INSTRUCTIONS TO FOLLOW =
Copy out the material below in full, but not its images.

(Data entries)
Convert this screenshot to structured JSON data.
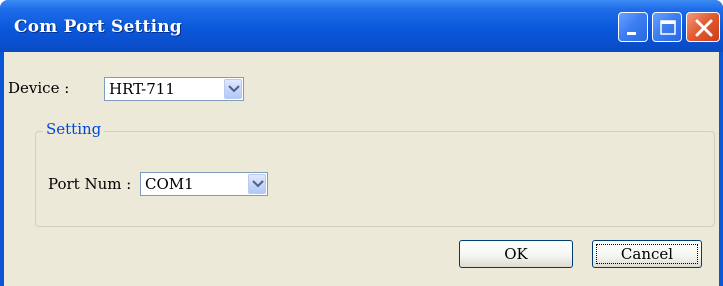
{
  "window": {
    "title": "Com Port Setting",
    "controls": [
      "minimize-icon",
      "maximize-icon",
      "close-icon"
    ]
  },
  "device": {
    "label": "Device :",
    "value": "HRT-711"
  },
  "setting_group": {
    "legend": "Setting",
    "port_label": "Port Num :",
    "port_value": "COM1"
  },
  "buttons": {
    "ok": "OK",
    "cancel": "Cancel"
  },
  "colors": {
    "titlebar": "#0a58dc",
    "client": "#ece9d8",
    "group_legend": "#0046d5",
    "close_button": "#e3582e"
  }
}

WRITTEN ANSWER =
Convert this screenshot to structured JSON data.
{
  "window": {
    "title": "Com Port Setting",
    "controls": [
      "minimize-icon",
      "maximize-icon",
      "close-icon"
    ]
  },
  "device": {
    "label": "Device :",
    "value": "HRT-711"
  },
  "setting_group": {
    "legend": "Setting",
    "port_label": "Port Num :",
    "port_value": "COM1"
  },
  "buttons": {
    "ok": "OK",
    "cancel": "Cancel"
  },
  "colors": {
    "titlebar": "#0a58dc",
    "client": "#ece9d8",
    "group_legend": "#0046d5",
    "close_button": "#e3582e"
  }
}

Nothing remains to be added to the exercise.